■ LISTED ENTRIES
* BEGIN *

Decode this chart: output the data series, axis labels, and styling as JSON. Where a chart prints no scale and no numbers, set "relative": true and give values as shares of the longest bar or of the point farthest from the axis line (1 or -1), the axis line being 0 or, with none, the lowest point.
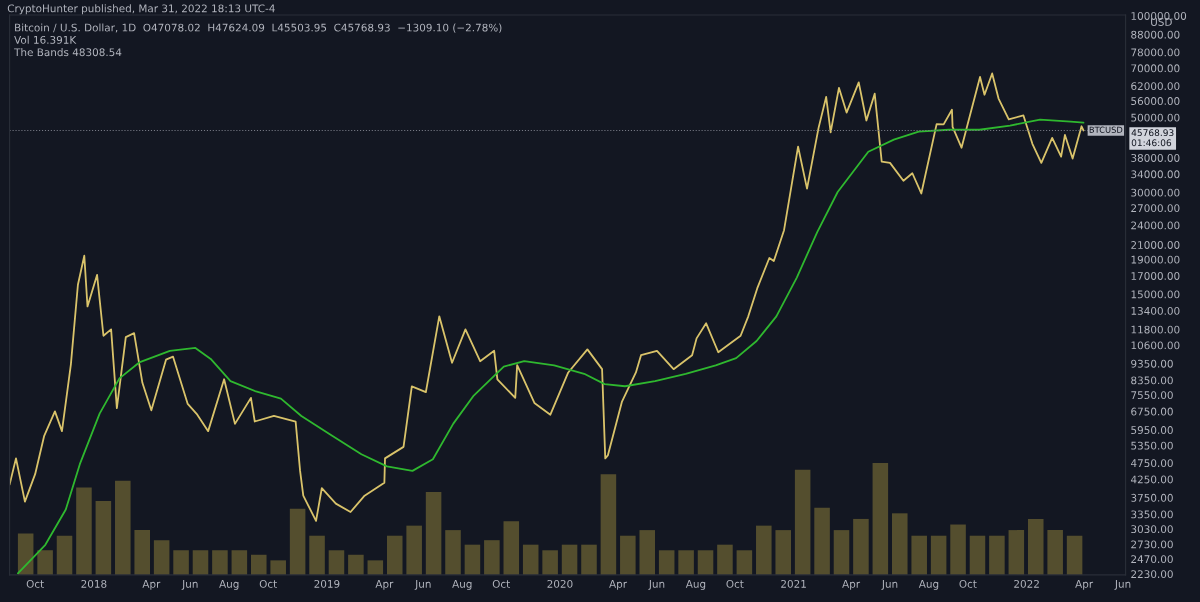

* END *
* BEGIN *

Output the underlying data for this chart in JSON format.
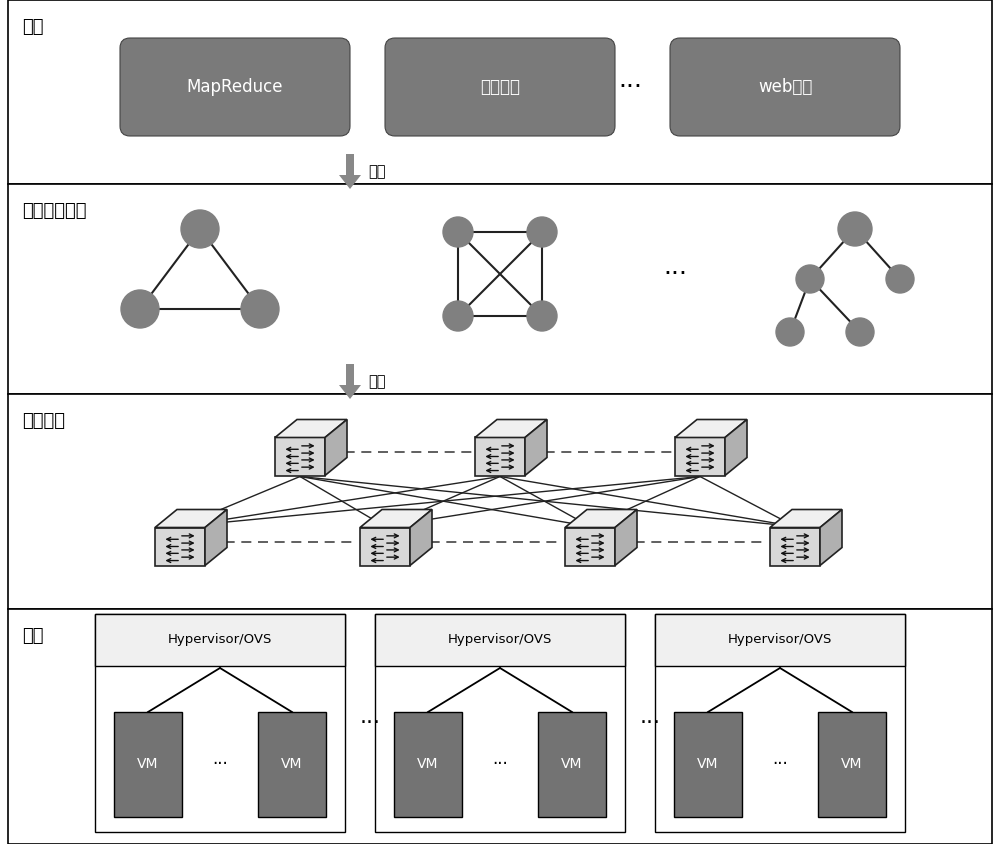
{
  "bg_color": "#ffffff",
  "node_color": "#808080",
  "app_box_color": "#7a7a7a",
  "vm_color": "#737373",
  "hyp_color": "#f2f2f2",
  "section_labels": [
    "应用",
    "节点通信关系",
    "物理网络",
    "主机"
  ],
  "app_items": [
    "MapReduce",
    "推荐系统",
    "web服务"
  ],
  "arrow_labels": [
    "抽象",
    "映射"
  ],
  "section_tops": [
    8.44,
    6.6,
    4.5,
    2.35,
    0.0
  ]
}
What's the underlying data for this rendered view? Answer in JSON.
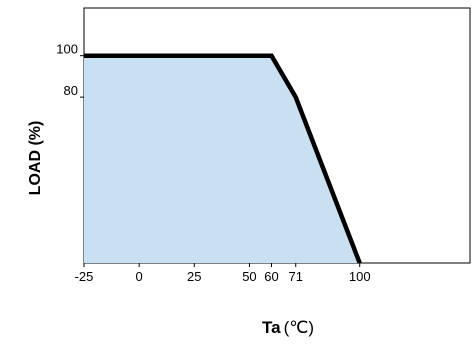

* END *

■ WRITTEN EXERCISE
Using the data above, extract exactly the lines from the one containing "Output the underlying" through the one containing "What's the underlying". Pictures are left out.

■ FINISHED EXERCISE
Output the underlying data for this chart in JSON format.
{
  "bg_color": "#ffffff",
  "node_color": "#808080",
  "app_box_color": "#7a7a7a",
  "vm_color": "#737373",
  "hyp_color": "#f2f2f2",
  "section_labels": [
    "应用",
    "节点通信关系",
    "物理网络",
    "主机"
  ],
  "app_items": [
    "MapReduce",
    "推荐系统",
    "web服务"
  ],
  "arrow_labels": [
    "抽象",
    "映射"
  ],
  "section_tops": [
    8.44,
    6.6,
    4.5,
    2.35,
    0.0
  ]
}
What's the underlying data for this rendered view? Answer in JSON.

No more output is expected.